> Dataset extract:
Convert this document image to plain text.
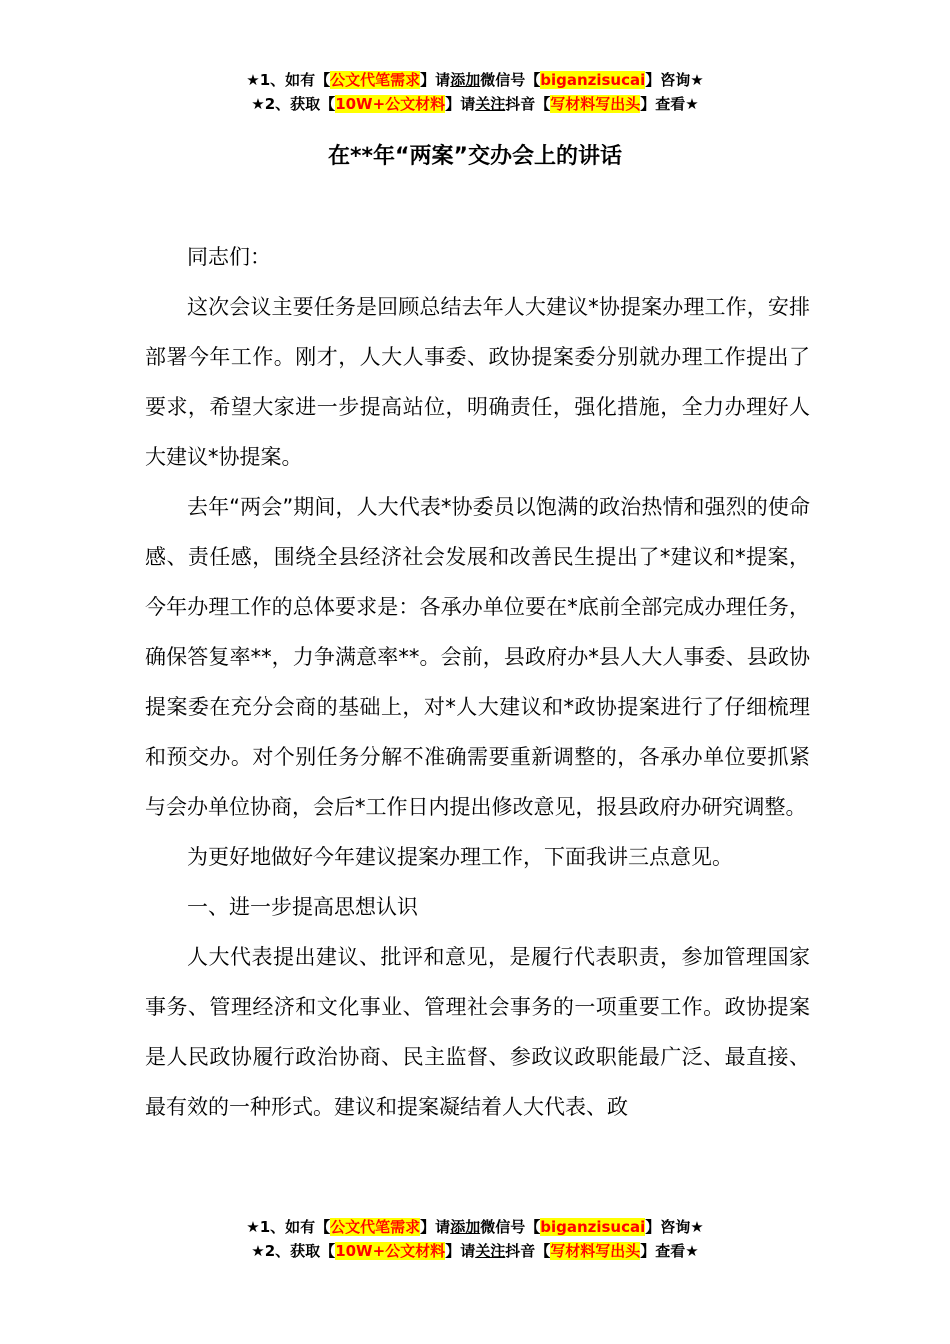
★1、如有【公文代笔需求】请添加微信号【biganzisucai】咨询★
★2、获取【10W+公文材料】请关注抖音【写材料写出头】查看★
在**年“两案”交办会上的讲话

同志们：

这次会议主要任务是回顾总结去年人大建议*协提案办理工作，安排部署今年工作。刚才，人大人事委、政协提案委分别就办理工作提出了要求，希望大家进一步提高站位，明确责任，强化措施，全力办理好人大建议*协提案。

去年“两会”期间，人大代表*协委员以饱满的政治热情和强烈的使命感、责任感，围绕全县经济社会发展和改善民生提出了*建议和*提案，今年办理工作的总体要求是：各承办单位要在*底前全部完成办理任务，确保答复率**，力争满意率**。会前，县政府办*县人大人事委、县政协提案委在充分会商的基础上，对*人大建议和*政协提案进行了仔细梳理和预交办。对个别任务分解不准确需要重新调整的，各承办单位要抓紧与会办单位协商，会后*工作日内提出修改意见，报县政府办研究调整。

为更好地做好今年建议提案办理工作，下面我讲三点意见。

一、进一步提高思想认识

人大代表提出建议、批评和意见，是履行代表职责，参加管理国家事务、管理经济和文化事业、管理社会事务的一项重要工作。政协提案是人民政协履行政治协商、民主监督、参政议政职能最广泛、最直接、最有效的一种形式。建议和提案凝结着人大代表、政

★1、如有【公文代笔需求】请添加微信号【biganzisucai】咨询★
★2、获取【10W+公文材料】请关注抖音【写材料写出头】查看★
---
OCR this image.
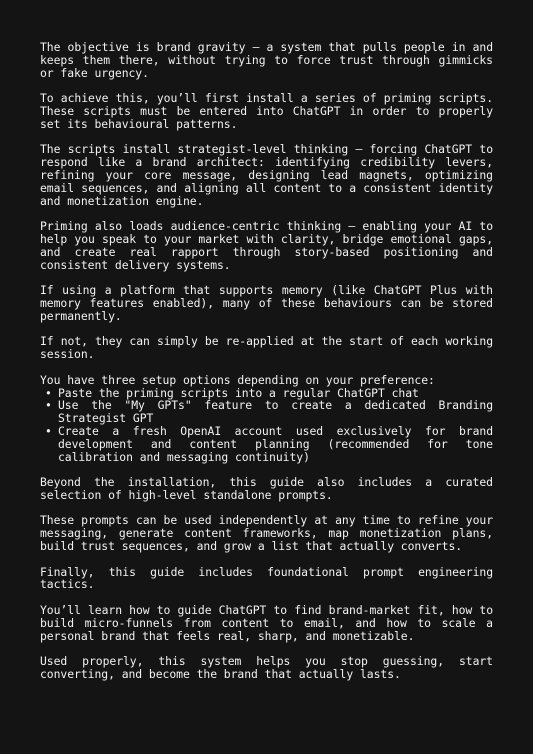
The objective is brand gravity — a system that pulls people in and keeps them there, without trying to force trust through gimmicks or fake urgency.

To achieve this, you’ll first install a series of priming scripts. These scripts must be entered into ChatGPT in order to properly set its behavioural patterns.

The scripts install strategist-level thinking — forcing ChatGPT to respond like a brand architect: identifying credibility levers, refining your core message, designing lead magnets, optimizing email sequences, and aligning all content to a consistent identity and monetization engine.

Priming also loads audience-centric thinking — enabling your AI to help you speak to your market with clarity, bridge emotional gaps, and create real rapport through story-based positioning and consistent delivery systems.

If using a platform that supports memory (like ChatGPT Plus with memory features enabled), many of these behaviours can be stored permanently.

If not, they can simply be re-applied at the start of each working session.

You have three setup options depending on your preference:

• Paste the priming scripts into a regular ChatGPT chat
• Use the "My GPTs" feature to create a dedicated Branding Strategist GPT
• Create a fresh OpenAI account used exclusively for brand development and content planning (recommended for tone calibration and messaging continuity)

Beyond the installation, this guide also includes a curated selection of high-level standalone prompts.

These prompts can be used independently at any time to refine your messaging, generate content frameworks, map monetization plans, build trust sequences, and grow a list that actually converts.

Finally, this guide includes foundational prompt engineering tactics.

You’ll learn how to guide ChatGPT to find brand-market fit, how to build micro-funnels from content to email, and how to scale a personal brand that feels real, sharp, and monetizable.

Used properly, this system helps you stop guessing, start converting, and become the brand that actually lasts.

> Given task: Show each line holding the word "content".

> Exercise answer:
The scripts install strategist-level thinking — forcing ChatGPT to respond like a brand architect: identifying credibility levers, refining your core message, designing lead magnets, optimizing email sequences, and aligning all content to a consistent identity and monetization engine.
• Create a fresh OpenAI account used exclusively for brand development and content planning (recommended for tone calibration and messaging continuity)
These prompts can be used independently at any time to refine your messaging, generate content frameworks, map monetization plans, build trust sequences, and grow a list that actually converts.
You’ll learn how to guide ChatGPT to find brand-market fit, how to build micro-funnels from content to email, and how to scale a personal brand that feels real, sharp, and monetizable.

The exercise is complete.